= REQUIREMENTS =
Copy the records below exactly, leaving out any pictures.

= DATA TO PROCESS =

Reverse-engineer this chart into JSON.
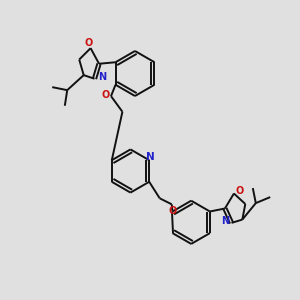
{
  "bg_color": "#e0e0e0",
  "bond_color": "#111111",
  "N_color": "#2222cc",
  "O_color": "#cc1111",
  "bond_width": 1.4,
  "figsize": [
    3.0,
    3.0
  ],
  "dpi": 100,
  "xlim": [
    0,
    10
  ],
  "ylim": [
    0,
    10
  ]
}
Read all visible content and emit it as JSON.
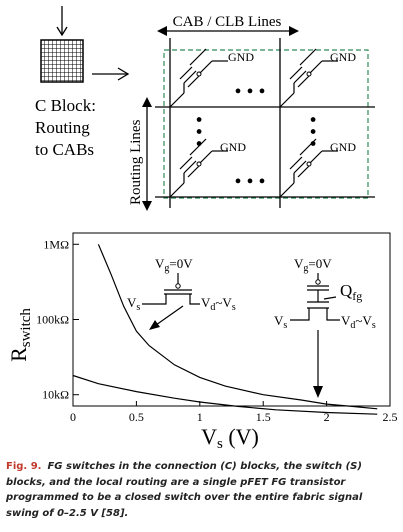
{
  "figure": {
    "c_block": {
      "title": "C Block:",
      "line2": "Routing",
      "line3": "to CABs"
    },
    "top_label": "CAB / CLB Lines",
    "side_label": "Routing Lines",
    "gnd_label": "GND",
    "ellipsis": "• • •",
    "schematic_left": {
      "vg": "V",
      "vg_sub": "g",
      "vg_rest": "=0V",
      "vs": "V",
      "vs_sub": "s",
      "vd": "V",
      "vd_sub": "d",
      "vd_rest": "~V",
      "vd_rest_sub": "s"
    },
    "schematic_right": {
      "qfg": "Q",
      "qfg_sub": "fg"
    }
  },
  "chart_data": {
    "type": "line",
    "xlabel": "V",
    "xlabel_sub": "s",
    "xlabel_unit": " (V)",
    "ylabel": "R",
    "ylabel_sub": "switch",
    "xlim": [
      0,
      2.5
    ],
    "ylim_log10": [
      3.85,
      6.15
    ],
    "x_ticks": [
      {
        "value": 0,
        "label": "0"
      },
      {
        "value": 0.5,
        "label": "0.5"
      },
      {
        "value": 1,
        "label": "1"
      },
      {
        "value": 1.5,
        "label": "1.5"
      },
      {
        "value": 2,
        "label": "2"
      },
      {
        "value": 2.5,
        "label": "2.5"
      }
    ],
    "y_ticks": [
      {
        "value": 10000,
        "label": "10kΩ"
      },
      {
        "value": 100000,
        "label": "100kΩ"
      },
      {
        "value": 1000000,
        "label": "1MΩ"
      }
    ],
    "series": [
      {
        "name": "",
        "x": [
          0.2,
          0.3,
          0.4,
          0.5,
          0.6,
          0.8,
          1.0,
          1.2,
          1.5,
          1.8,
          2.0,
          2.2,
          2.4
        ],
        "y": [
          1000000,
          400000,
          150000,
          70000,
          45000,
          25000,
          17000,
          13000,
          10000,
          8500,
          7500,
          7000,
          6500
        ]
      },
      {
        "name": "",
        "x": [
          0.0,
          0.2,
          0.5,
          0.8,
          1.0,
          1.3,
          1.6,
          2.0,
          2.4
        ],
        "y": [
          18000,
          14000,
          11000,
          9000,
          8000,
          7000,
          6300,
          5800,
          5500
        ]
      }
    ]
  },
  "caption": {
    "label": "Fig. 9.",
    "text": "FG switches in the connection (C) blocks, the switch (S) blocks, and the local routing are a single pFET FG transistor programmed to be a closed switch over the entire fabric signal swing of 0–2.5 V [58]."
  }
}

= TASK SOLUTION =
Reverse-engineer this chart into JSON.
{
  "bg_color": "#e0e0e0",
  "bond_color": "#111111",
  "N_color": "#2222cc",
  "O_color": "#cc1111",
  "bond_width": 1.4,
  "figsize": [
    3.0,
    3.0
  ],
  "dpi": 100,
  "xlim": [
    0,
    10
  ],
  "ylim": [
    0,
    10
  ]
}
Read all visible content and emit it as JSON.
{
  "figure": {
    "c_block": {
      "title": "C Block:",
      "line2": "Routing",
      "line3": "to CABs"
    },
    "top_label": "CAB / CLB Lines",
    "side_label": "Routing Lines",
    "gnd_label": "GND",
    "ellipsis": "• • •",
    "schematic_left": {
      "vg": "V",
      "vg_sub": "g",
      "vg_rest": "=0V",
      "vs": "V",
      "vs_sub": "s",
      "vd": "V",
      "vd_sub": "d",
      "vd_rest": "~V",
      "vd_rest_sub": "s"
    },
    "schematic_right": {
      "qfg": "Q",
      "qfg_sub": "fg"
    }
  },
  "chart_data": {
    "type": "line",
    "xlabel": "V",
    "xlabel_sub": "s",
    "xlabel_unit": " (V)",
    "ylabel": "R",
    "ylabel_sub": "switch",
    "xlim": [
      0,
      2.5
    ],
    "ylim_log10": [
      3.85,
      6.15
    ],
    "x_ticks": [
      {
        "value": 0,
        "label": "0"
      },
      {
        "value": 0.5,
        "label": "0.5"
      },
      {
        "value": 1,
        "label": "1"
      },
      {
        "value": 1.5,
        "label": "1.5"
      },
      {
        "value": 2,
        "label": "2"
      },
      {
        "value": 2.5,
        "label": "2.5"
      }
    ],
    "y_ticks": [
      {
        "value": 10000,
        "label": "10kΩ"
      },
      {
        "value": 100000,
        "label": "100kΩ"
      },
      {
        "value": 1000000,
        "label": "1MΩ"
      }
    ],
    "series": [
      {
        "name": "",
        "x": [
          0.2,
          0.3,
          0.4,
          0.5,
          0.6,
          0.8,
          1.0,
          1.2,
          1.5,
          1.8,
          2.0,
          2.2,
          2.4
        ],
        "y": [
          1000000,
          400000,
          150000,
          70000,
          45000,
          25000,
          17000,
          13000,
          10000,
          8500,
          7500,
          7000,
          6500
        ]
      },
      {
        "name": "",
        "x": [
          0.0,
          0.2,
          0.5,
          0.8,
          1.0,
          1.3,
          1.6,
          2.0,
          2.4
        ],
        "y": [
          18000,
          14000,
          11000,
          9000,
          8000,
          7000,
          6300,
          5800,
          5500
        ]
      }
    ]
  },
  "caption": {
    "label": "Fig. 9.",
    "text": "FG switches in the connection (C) blocks, the switch (S) blocks, and the local routing are a single pFET FG transistor programmed to be a closed switch over the entire fabric signal swing of 0–2.5 V [58]."
  }
}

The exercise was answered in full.